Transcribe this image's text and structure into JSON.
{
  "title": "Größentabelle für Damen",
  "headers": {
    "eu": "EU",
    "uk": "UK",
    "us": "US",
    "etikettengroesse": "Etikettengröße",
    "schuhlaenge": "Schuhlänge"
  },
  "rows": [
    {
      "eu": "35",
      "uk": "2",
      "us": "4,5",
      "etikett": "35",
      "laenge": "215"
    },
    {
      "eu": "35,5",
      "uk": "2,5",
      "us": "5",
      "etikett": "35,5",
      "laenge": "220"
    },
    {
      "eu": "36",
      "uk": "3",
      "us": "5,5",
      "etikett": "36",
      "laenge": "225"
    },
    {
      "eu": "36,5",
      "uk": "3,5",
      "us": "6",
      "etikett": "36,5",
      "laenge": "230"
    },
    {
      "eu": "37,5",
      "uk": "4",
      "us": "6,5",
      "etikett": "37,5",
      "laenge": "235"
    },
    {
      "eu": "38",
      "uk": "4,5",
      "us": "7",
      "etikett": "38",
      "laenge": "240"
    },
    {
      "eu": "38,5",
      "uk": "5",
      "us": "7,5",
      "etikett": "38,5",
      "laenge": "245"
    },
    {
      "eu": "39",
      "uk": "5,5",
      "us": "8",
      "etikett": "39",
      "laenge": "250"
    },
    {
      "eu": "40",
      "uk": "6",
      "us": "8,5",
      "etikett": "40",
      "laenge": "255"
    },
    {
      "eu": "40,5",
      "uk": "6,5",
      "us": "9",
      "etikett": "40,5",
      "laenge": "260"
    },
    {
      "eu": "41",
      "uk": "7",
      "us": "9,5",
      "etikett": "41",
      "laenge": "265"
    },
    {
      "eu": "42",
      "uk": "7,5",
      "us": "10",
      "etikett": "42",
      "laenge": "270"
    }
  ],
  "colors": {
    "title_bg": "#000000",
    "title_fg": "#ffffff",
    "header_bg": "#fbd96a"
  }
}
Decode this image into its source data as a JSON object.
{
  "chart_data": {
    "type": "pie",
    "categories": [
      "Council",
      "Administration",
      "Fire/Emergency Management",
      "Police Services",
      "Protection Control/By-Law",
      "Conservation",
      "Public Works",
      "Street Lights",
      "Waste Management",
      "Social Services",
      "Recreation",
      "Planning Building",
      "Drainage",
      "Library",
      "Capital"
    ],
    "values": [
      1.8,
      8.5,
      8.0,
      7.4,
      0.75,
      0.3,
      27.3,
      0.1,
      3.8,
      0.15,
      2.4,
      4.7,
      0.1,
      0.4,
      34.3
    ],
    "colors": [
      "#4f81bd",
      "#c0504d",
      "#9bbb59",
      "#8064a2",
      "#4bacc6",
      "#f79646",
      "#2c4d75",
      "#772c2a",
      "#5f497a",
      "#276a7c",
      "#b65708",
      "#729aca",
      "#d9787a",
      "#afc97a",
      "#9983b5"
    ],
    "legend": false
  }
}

Instructions for the task: Tally how many lines of the material contain the word "Management". The answer must be the number and nothing else.

Result below: 2